+++ DATA EXCERPTS +++

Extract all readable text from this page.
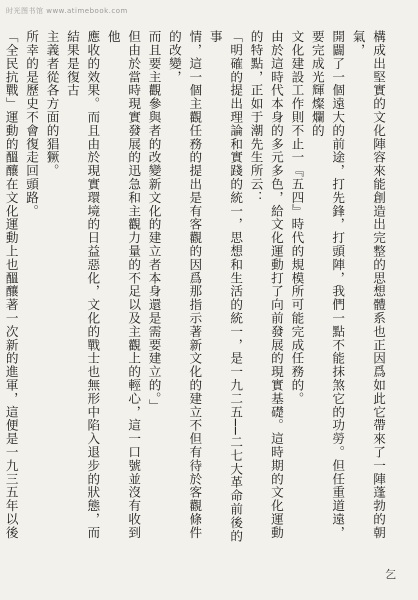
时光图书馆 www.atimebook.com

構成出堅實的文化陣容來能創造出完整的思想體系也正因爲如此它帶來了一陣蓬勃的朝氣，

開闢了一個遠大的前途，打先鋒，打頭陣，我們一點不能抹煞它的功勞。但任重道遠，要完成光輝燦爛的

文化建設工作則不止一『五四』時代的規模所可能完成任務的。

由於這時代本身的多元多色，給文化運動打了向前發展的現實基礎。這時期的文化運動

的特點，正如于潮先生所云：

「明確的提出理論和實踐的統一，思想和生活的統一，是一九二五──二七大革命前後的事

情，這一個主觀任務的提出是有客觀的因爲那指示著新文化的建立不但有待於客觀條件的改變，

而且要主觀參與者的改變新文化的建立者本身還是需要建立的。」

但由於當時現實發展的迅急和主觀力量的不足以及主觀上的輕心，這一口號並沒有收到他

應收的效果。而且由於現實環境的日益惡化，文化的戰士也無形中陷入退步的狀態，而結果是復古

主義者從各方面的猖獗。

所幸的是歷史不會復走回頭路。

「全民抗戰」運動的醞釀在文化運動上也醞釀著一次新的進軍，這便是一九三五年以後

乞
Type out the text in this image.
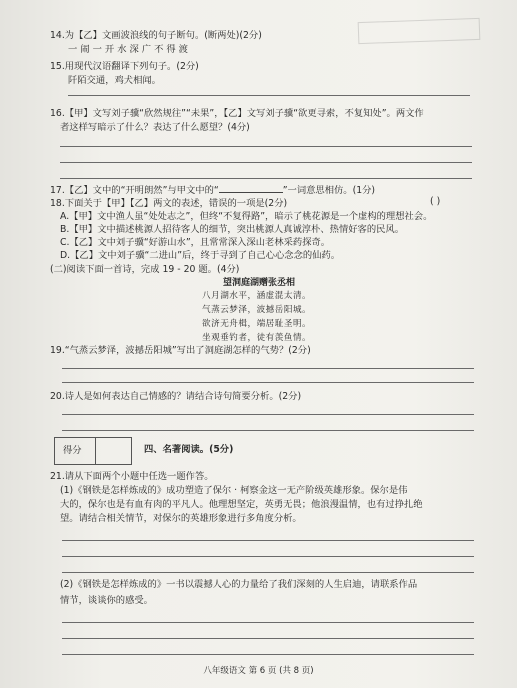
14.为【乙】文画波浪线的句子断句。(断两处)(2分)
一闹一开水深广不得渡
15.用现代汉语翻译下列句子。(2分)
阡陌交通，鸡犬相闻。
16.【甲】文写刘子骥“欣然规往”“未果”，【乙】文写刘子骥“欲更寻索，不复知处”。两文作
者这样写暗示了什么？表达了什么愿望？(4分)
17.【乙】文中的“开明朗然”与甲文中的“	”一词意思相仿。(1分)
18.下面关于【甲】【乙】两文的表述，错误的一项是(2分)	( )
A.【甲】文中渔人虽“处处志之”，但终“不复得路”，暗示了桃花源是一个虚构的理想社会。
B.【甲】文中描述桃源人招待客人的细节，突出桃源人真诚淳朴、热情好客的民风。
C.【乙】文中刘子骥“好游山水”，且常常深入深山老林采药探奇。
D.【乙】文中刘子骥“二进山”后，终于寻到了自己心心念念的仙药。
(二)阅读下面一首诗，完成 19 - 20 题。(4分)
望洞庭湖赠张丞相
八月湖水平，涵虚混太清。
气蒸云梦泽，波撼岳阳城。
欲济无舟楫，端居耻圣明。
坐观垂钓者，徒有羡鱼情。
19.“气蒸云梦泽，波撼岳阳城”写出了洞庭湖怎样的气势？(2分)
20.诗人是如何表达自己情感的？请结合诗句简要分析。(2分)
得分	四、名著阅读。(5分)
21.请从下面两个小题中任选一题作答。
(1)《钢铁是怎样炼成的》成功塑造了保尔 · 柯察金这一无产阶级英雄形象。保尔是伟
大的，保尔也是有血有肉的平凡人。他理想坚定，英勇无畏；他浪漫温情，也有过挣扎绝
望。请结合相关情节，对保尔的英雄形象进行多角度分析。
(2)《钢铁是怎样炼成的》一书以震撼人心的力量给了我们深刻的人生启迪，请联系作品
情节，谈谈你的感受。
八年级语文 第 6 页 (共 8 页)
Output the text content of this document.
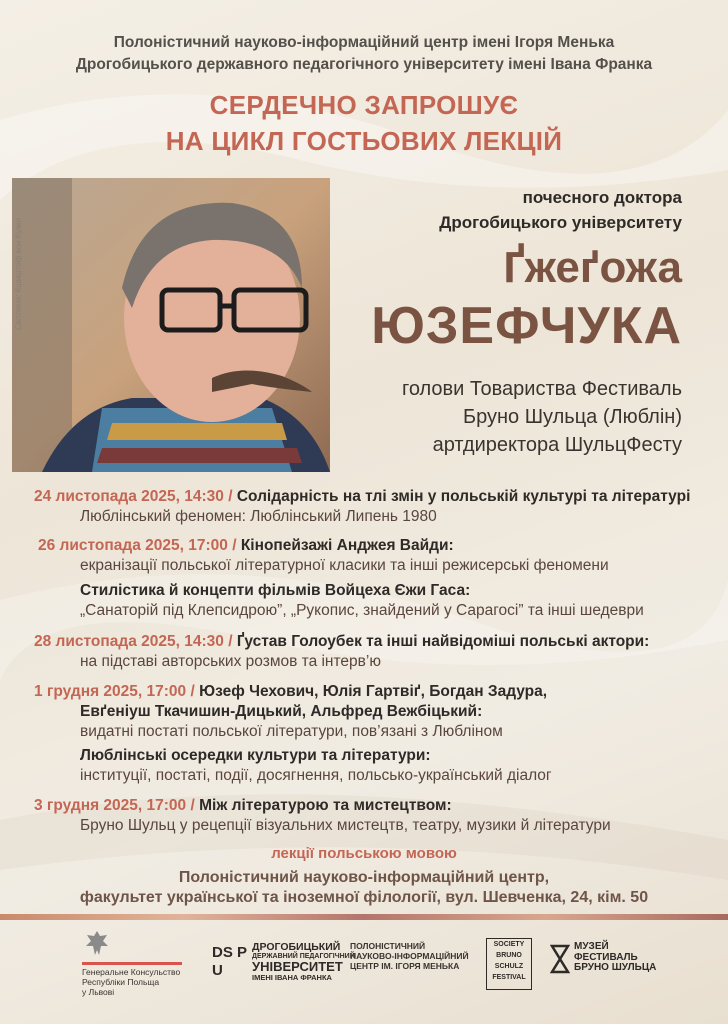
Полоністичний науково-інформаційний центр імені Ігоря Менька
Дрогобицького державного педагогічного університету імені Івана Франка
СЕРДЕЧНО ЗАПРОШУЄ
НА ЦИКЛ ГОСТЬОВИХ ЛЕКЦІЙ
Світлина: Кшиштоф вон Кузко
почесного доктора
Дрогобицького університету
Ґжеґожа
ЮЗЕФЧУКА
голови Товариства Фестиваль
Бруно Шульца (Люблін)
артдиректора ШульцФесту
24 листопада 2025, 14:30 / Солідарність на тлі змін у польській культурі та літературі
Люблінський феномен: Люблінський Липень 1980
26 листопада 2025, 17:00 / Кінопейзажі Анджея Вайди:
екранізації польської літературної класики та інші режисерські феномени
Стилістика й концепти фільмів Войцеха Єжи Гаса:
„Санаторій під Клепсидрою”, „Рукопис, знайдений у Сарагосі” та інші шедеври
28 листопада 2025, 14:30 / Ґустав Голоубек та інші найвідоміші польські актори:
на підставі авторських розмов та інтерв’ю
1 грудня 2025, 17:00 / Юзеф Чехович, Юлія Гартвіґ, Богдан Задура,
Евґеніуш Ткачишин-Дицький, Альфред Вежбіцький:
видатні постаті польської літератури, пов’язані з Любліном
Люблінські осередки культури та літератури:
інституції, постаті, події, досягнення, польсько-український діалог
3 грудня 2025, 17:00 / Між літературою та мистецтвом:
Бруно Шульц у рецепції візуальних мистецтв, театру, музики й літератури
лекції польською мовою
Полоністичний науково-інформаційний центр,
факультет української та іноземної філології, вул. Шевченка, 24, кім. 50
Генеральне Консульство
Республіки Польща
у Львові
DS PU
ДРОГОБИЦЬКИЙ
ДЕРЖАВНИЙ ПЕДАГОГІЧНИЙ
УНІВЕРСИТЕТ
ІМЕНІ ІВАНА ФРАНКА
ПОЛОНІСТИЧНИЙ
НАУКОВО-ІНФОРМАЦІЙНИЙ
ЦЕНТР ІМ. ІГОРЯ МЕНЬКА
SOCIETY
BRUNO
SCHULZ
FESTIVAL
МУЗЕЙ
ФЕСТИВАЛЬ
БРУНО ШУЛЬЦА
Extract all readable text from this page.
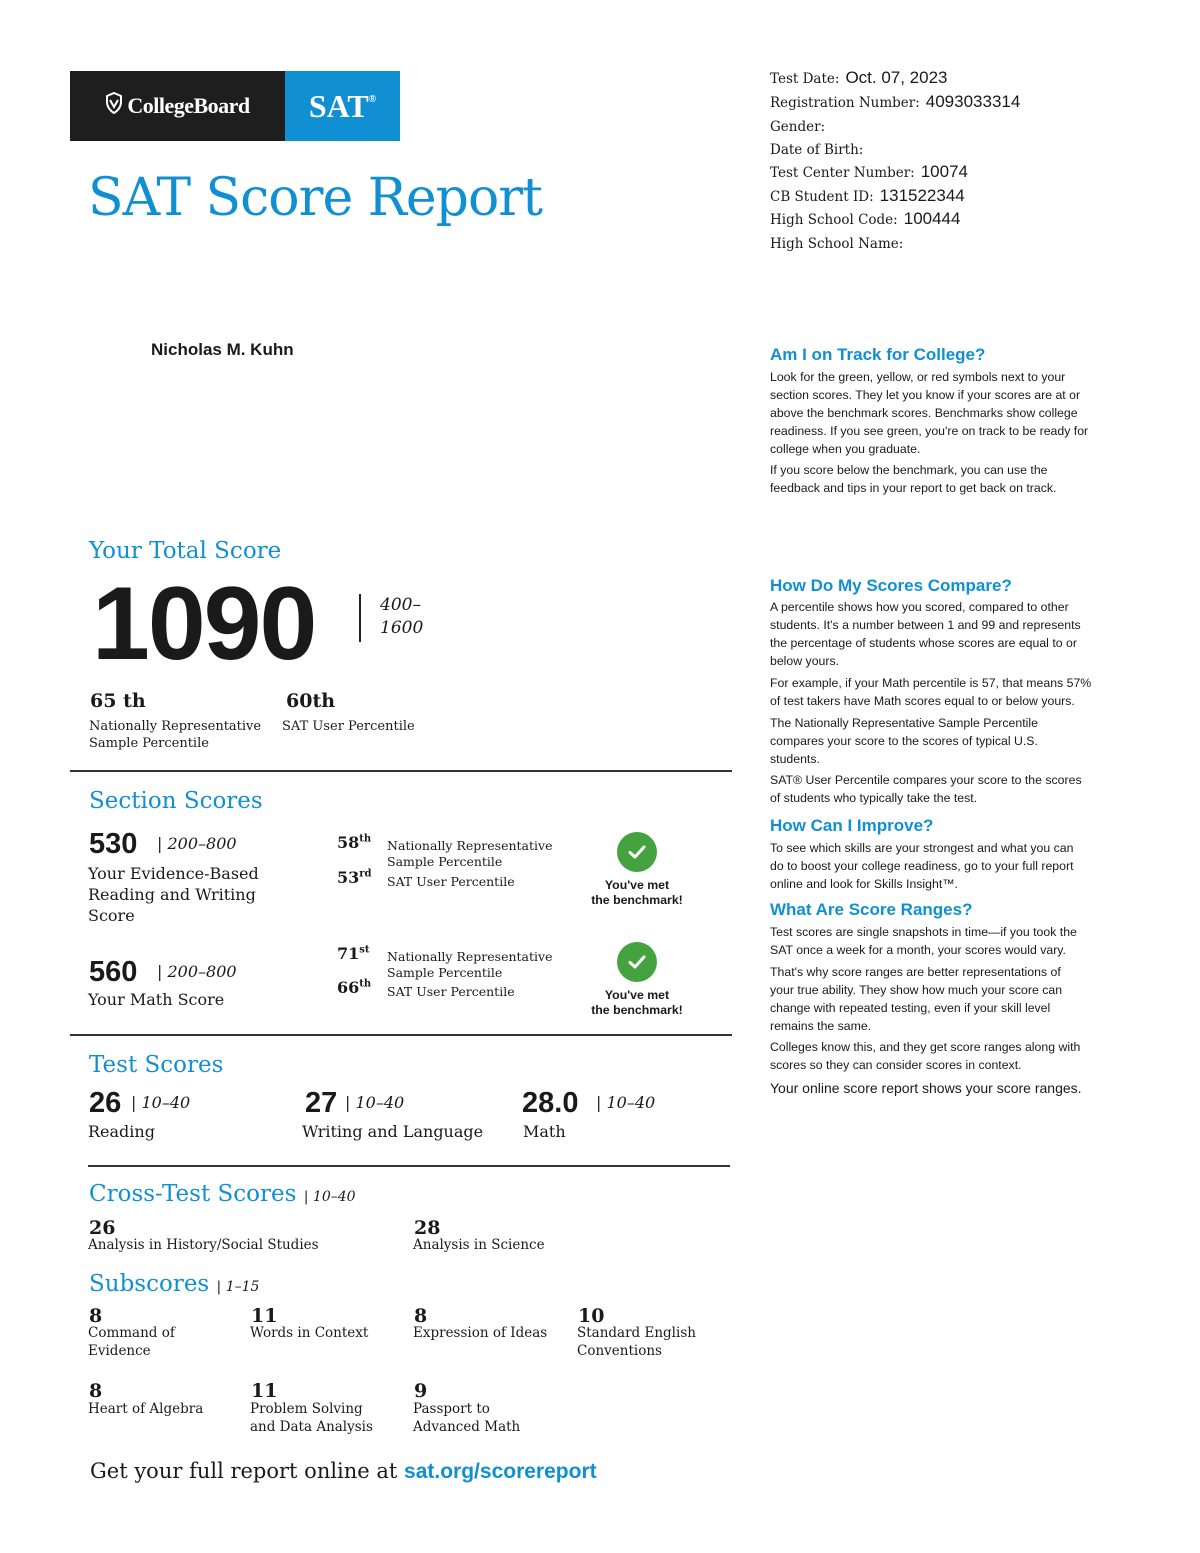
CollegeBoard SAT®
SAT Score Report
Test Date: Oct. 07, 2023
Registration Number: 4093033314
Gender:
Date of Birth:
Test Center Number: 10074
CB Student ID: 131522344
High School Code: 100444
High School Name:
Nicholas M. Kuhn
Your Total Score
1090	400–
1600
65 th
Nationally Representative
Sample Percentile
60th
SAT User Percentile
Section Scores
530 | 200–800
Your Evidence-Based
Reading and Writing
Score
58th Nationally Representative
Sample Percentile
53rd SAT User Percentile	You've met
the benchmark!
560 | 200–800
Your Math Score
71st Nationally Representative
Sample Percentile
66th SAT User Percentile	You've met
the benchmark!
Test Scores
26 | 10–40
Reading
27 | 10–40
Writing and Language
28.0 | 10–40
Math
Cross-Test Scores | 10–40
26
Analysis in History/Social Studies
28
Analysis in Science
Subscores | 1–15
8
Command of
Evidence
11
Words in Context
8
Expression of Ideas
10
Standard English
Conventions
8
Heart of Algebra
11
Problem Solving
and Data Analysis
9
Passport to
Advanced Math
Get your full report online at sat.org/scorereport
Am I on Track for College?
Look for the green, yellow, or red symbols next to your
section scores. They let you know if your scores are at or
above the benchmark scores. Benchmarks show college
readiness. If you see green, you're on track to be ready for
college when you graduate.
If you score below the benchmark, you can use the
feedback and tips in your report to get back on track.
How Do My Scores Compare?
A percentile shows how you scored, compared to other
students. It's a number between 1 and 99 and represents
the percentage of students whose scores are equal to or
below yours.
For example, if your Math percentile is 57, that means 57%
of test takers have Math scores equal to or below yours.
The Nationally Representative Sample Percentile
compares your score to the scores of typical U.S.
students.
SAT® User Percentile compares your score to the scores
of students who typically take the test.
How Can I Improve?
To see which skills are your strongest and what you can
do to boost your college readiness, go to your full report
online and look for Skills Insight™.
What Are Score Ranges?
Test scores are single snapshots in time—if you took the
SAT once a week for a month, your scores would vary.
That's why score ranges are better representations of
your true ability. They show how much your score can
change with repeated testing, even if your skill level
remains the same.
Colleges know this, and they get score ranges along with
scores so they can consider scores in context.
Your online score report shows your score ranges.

+++

--- STATED GOAL ---
Retype every entry verbatim and exclude the pictures from the copy.

--- OUTPUT BELOW ---
Extract all readable text from this page.
时光图书馆 www.atimebook.com

構成出堅實的文化陣容來能創造出完整的思想體系也正因爲如此它帶來了一陣蓬勃的朝氣，

開闢了一個遠大的前途，打先鋒，打頭陣，我們一點不能抹煞它的功勞。但任重道遠，要完成光輝燦爛的

文化建設工作則不止一『五四』時代的規模所可能完成任務的。

由於這時代本身的多元多色，給文化運動打了向前發展的現實基礎。這時期的文化運動

的特點，正如于潮先生所云：

「明確的提出理論和實踐的統一，思想和生活的統一，是一九二五──二七大革命前後的事

情，這一個主觀任務的提出是有客觀的因爲那指示著新文化的建立不但有待於客觀條件的改變，

而且要主觀參與者的改變新文化的建立者本身還是需要建立的。」

但由於當時現實發展的迅急和主觀力量的不足以及主觀上的輕心，這一口號並沒有收到他

應收的效果。而且由於現實環境的日益惡化，文化的戰士也無形中陷入退步的狀態，而結果是復古

主義者從各方面的猖獗。

所幸的是歷史不會復走回頭路。

「全民抗戰」運動的醞釀在文化運動上也醞釀著一次新的進軍，這便是一九三五年以後

乞
Type out the text in this image.
14.为【乙】文画波浪线的句子断句。(断两处)(2分)
一闹一开水深广不得渡
15.用现代汉语翻译下列句子。(2分)
阡陌交通，鸡犬相闻。
16.【甲】文写刘子骥“欣然规往”“未果”，【乙】文写刘子骥“欲更寻索，不复知处”。两文作
者这样写暗示了什么？表达了什么愿望？(4分)
17.【乙】文中的“开明朗然”与甲文中的“	”一词意思相仿。(1分)
18.下面关于【甲】【乙】两文的表述，错误的一项是(2分)	( )
A.【甲】文中渔人虽“处处志之”，但终“不复得路”，暗示了桃花源是一个虚构的理想社会。
B.【甲】文中描述桃源人招待客人的细节，突出桃源人真诚淳朴、热情好客的民风。
C.【乙】文中刘子骥“好游山水”，且常常深入深山老林采药探奇。
D.【乙】文中刘子骥“二进山”后，终于寻到了自己心心念念的仙药。
(二)阅读下面一首诗，完成 19 - 20 题。(4分)
望洞庭湖赠张丞相
八月湖水平，涵虚混太清。
气蒸云梦泽，波撼岳阳城。
欲济无舟楫，端居耻圣明。
坐观垂钓者，徒有羡鱼情。
19.“气蒸云梦泽，波撼岳阳城”写出了洞庭湖怎样的气势？(2分)
20.诗人是如何表达自己情感的？请结合诗句简要分析。(2分)
得分	四、名著阅读。(5分)
21.请从下面两个小题中任选一题作答。
(1)《钢铁是怎样炼成的》成功塑造了保尔 · 柯察金这一无产阶级英雄形象。保尔是伟
大的，保尔也是有血有肉的平凡人。他理想坚定，英勇无畏；他浪漫温情，也有过挣扎绝
望。请结合相关情节，对保尔的英雄形象进行多角度分析。
(2)《钢铁是怎样炼成的》一书以震撼人心的力量给了我们深刻的人生启迪，请联系作品
情节，谈谈你的感受。
八年级语文 第 6 页 (共 8 页)
Output the text content of this document.
Полоністичний науково-інформаційний центр імені Ігоря Менька
Дрогобицького державного педагогічного університету імені Івана Франка
СЕРДЕЧНО ЗАПРОШУЄ
НА ЦИКЛ ГОСТЬОВИХ ЛЕКЦІЙ
Світлина: Кшиштоф вон Кузко
почесного доктора
Дрогобицького університету
Ґжеґожа
ЮЗЕФЧУКА
голови Товариства Фестиваль
Бруно Шульца (Люблін)
артдиректора ШульцФесту
24 листопада 2025, 14:30 / Солідарність на тлі змін у польській культурі та літературі
Люблінський феномен: Люблінський Липень 1980
26 листопада 2025, 17:00 / Кінопейзажі Анджея Вайди:
екранізації польської літературної класики та інші режисерські феномени
Стилістика й концепти фільмів Войцеха Єжи Гаса:
„Санаторій під Клепсидрою”, „Рукопис, знайдений у Сарагосі” та інші шедеври
28 листопада 2025, 14:30 / Ґустав Голоубек та інші найвідоміші польські актори:
на підставі авторських розмов та інтерв’ю
1 грудня 2025, 17:00 / Юзеф Чехович, Юлія Гартвіґ, Богдан Задура,
Евґеніуш Ткачишин-Дицький, Альфред Вежбіцький:
видатні постаті польської літератури, пов’язані з Любліном
Люблінські осередки культури та літератури:
інституції, постаті, події, досягнення, польсько-український діалог
3 грудня 2025, 17:00 / Між літературою та мистецтвом:
Бруно Шульц у рецепції візуальних мистецтв, театру, музики й літератури
лекції польською мовою
Полоністичний науково-інформаційний центр,
факультет української та іноземної філології, вул. Шевченка, 24, кім. 50
Генеральне Консульство
Республіки Польща
у Львові
DS PU
ДРОГОБИЦЬКИЙ
ДЕРЖАВНИЙ ПЕДАГОГІЧНИЙ
УНІВЕРСИТЕТ
ІМЕНІ ІВАНА ФРАНКА
ПОЛОНІСТИЧНИЙ
НАУКОВО-ІНФОРМАЦІЙНИЙ
ЦЕНТР ІМ. ІГОРЯ МЕНЬКА
SOCIETY
BRUNO
SCHULZ
FESTIVAL
МУЗЕЙ
ФЕСТИВАЛЬ
БРУНО ШУЛЬЦА
Extract all readable text from this page.
CollegeBoard SAT®
SAT Score Report
Test Date: Oct. 07, 2023
Registration Number: 4093033314
Gender:
Date of Birth:
Test Center Number: 10074
CB Student ID: 131522344
High School Code: 100444
High School Name:
Nicholas M. Kuhn
Your Total Score
1090	400–
1600
65 th
Nationally Representative
Sample Percentile
60th
SAT User Percentile
Section Scores
530 | 200–800
Your Evidence-Based
Reading and Writing
Score
58th Nationally Representative
Sample Percentile
53rd SAT User Percentile	You've met
the benchmark!
560 | 200–800
Your Math Score
71st Nationally Representative
Sample Percentile
66th SAT User Percentile	You've met
the benchmark!
Test Scores
26 | 10–40
Reading
27 | 10–40
Writing and Language
28.0 | 10–40
Math
Cross-Test Scores | 10–40
26
Analysis in History/Social Studies
28
Analysis in Science
Subscores | 1–15
8
Command of
Evidence
11
Words in Context
8
Expression of Ideas
10
Standard English
Conventions
8
Heart of Algebra
11
Problem Solving
and Data Analysis
9
Passport to
Advanced Math
Get your full report online at sat.org/scorereport
Am I on Track for College?
Look for the green, yellow, or red symbols next to your
section scores. They let you know if your scores are at or
above the benchmark scores. Benchmarks show college
readiness. If you see green, you're on track to be ready for
college when you graduate.
If you score below the benchmark, you can use the
feedback and tips in your report to get back on track.
How Do My Scores Compare?
A percentile shows how you scored, compared to other
students. It's a number between 1 and 99 and represents
the percentage of students whose scores are equal to or
below yours.
For example, if your Math percentile is 57, that means 57%
of test takers have Math scores equal to or below yours.
The Nationally Representative Sample Percentile
compares your score to the scores of typical U.S.
students.
SAT® User Percentile compares your score to the scores
of students who typically take the test.
How Can I Improve?
To see which skills are your strongest and what you can
do to boost your college readiness, go to your full report
online and look for Skills Insight™.
What Are Score Ranges?
Test scores are single snapshots in time—if you took the
SAT once a week for a month, your scores would vary.
That's why score ranges are better representations of
your true ability. They show how much your score can
change with repeated testing, even if your skill level
remains the same.
Colleges know this, and they get score ranges along with
scores so they can consider scores in context.
Your online score report shows your score ranges.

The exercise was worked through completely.